--- THE REQUEST ---
Reproduce all the entries exactly.

>> start THE RECORDS

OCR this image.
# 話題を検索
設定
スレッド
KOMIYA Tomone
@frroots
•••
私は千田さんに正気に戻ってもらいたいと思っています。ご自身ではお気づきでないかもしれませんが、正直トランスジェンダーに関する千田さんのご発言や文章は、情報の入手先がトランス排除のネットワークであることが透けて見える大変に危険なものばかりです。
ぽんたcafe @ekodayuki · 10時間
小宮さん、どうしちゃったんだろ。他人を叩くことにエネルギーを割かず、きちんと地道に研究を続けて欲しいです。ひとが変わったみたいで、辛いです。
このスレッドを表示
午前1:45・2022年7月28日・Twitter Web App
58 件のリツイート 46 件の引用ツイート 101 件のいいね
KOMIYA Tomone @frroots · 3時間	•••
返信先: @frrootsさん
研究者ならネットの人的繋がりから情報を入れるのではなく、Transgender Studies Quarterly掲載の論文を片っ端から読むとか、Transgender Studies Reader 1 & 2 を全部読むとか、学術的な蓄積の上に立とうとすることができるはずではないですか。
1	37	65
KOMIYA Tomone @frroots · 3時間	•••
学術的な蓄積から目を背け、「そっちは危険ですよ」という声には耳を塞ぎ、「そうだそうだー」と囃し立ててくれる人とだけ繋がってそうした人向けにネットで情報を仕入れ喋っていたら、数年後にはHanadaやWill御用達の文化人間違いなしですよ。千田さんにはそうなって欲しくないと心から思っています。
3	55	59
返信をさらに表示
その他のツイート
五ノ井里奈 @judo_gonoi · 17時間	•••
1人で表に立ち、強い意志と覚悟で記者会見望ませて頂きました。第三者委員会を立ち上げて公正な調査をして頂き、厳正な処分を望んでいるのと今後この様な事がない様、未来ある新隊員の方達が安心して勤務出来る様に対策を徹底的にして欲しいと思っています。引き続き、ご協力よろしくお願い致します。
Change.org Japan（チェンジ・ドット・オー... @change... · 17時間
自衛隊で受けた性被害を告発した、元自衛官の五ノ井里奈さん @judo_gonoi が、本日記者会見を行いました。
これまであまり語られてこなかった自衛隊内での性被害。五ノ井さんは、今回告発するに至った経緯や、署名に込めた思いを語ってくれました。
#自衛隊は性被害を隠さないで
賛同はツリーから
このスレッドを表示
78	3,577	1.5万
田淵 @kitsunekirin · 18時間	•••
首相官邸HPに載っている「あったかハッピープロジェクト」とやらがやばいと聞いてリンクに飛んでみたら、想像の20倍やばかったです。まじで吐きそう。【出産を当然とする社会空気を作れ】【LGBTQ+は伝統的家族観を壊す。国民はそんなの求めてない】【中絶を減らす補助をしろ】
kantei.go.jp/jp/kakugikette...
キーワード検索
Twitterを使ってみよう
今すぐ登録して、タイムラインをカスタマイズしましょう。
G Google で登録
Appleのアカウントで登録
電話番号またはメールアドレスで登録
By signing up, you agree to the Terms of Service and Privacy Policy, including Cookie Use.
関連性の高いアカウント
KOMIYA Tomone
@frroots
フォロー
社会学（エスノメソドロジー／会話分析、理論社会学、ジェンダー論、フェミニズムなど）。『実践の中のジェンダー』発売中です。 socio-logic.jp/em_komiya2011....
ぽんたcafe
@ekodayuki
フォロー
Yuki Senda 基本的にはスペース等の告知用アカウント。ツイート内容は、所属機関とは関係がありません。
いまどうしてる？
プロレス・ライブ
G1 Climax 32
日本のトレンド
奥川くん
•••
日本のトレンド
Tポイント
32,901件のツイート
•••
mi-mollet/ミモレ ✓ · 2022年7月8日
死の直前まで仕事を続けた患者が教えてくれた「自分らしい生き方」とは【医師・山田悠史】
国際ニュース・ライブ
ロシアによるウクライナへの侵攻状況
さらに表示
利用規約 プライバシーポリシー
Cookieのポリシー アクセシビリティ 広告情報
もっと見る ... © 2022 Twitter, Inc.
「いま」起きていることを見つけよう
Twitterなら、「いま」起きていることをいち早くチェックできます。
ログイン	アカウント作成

>> end THE RECORDS

--- TASK RESULT ---
OCR this image.
# 話題を検索
設定
スレッド
KOMIYA Tomone
@frroots
•••
私は千田さんに正気に戻ってもらいたいと思っています。ご自身ではお気づきでないかもしれませんが、正直トランスジェンダーに関する千田さんのご発言や文章は、情報の入手先がトランス排除のネットワークであることが透けて見える大変に危険なものばかりです。
ぽんたcafe @ekodayuki · 10時間
小宮さん、どうしちゃったんだろ。他人を叩くことにエネルギーを割かず、きちんと地道に研究を続けて欲しいです。ひとが変わったみたいで、辛いです。
このスレッドを表示
午前1:45・2022年7月28日・Twitter Web App
58 件のリツイート 46 件の引用ツイート 101 件のいいね
KOMIYA Tomone @frroots · 3時間	•••
返信先: @frrootsさん
研究者ならネットの人的繋がりから情報を入れるのではなく、Transgender Studies Quarterly掲載の論文を片っ端から読むとか、Transgender Studies Reader 1 & 2 を全部読むとか、学術的な蓄積の上に立とうとすることができるはずではないですか。
1	37	65
KOMIYA Tomone @frroots · 3時間	•••
学術的な蓄積から目を背け、「そっちは危険ですよ」という声には耳を塞ぎ、「そうだそうだー」と囃し立ててくれる人とだけ繋がってそうした人向けにネットで情報を仕入れ喋っていたら、数年後にはHanadaやWill御用達の文化人間違いなしですよ。千田さんにはそうなって欲しくないと心から思っています。
3	55	59
返信をさらに表示
その他のツイート
五ノ井里奈 @judo_gonoi · 17時間	•••
1人で表に立ち、強い意志と覚悟で記者会見望ませて頂きました。第三者委員会を立ち上げて公正な調査をして頂き、厳正な処分を望んでいるのと今後この様な事がない様、未来ある新隊員の方達が安心して勤務出来る様に対策を徹底的にして欲しいと思っています。引き続き、ご協力よろしくお願い致します。
Change.org Japan（チェンジ・ドット・オー... @change... · 17時間
自衛隊で受けた性被害を告発した、元自衛官の五ノ井里奈さん @judo_gonoi が、本日記者会見を行いました。
これまであまり語られてこなかった自衛隊内での性被害。五ノ井さんは、今回告発するに至った経緯や、署名に込めた思いを語ってくれました。
#自衛隊は性被害を隠さないで
賛同はツリーから
このスレッドを表示
78	3,577	1.5万
田淵 @kitsunekirin · 18時間	•••
首相官邸HPに載っている「あったかハッピープロジェクト」とやらがやばいと聞いてリンクに飛んでみたら、想像の20倍やばかったです。まじで吐きそう。【出産を当然とする社会空気を作れ】【LGBTQ+は伝統的家族観を壊す。国民はそんなの求めてない】【中絶を減らす補助をしろ】
kantei.go.jp/jp/kakugikette...
キーワード検索
Twitterを使ってみよう
今すぐ登録して、タイムラインをカスタマイズしましょう。
G Google で登録
Appleのアカウントで登録
電話番号またはメールアドレスで登録
By signing up, you agree to the Terms of Service and Privacy Policy, including Cookie Use.
関連性の高いアカウント
KOMIYA Tomone
@frroots
フォロー
社会学（エスノメソドロジー／会話分析、理論社会学、ジェンダー論、フェミニズムなど）。『実践の中のジェンダー』発売中です。 socio-logic.jp/em_komiya2011....
ぽんたcafe
@ekodayuki
フォロー
Yuki Senda 基本的にはスペース等の告知用アカウント。ツイート内容は、所属機関とは関係がありません。
いまどうしてる？
プロレス・ライブ
G1 Climax 32
日本のトレンド
奥川くん
•••
日本のトレンド
Tポイント
32,901件のツイート
•••
mi-mollet/ミモレ ✓ · 2022年7月8日
死の直前まで仕事を続けた患者が教えてくれた「自分らしい生き方」とは【医師・山田悠史】
国際ニュース・ライブ
ロシアによるウクライナへの侵攻状況
さらに表示
利用規約 プライバシーポリシー
Cookieのポリシー アクセシビリティ 広告情報
もっと見る ... © 2022 Twitter, Inc.
「いま」起きていることを見つけよう
Twitterなら、「いま」起きていることをいち早くチェックできます。
ログイン	アカウント作成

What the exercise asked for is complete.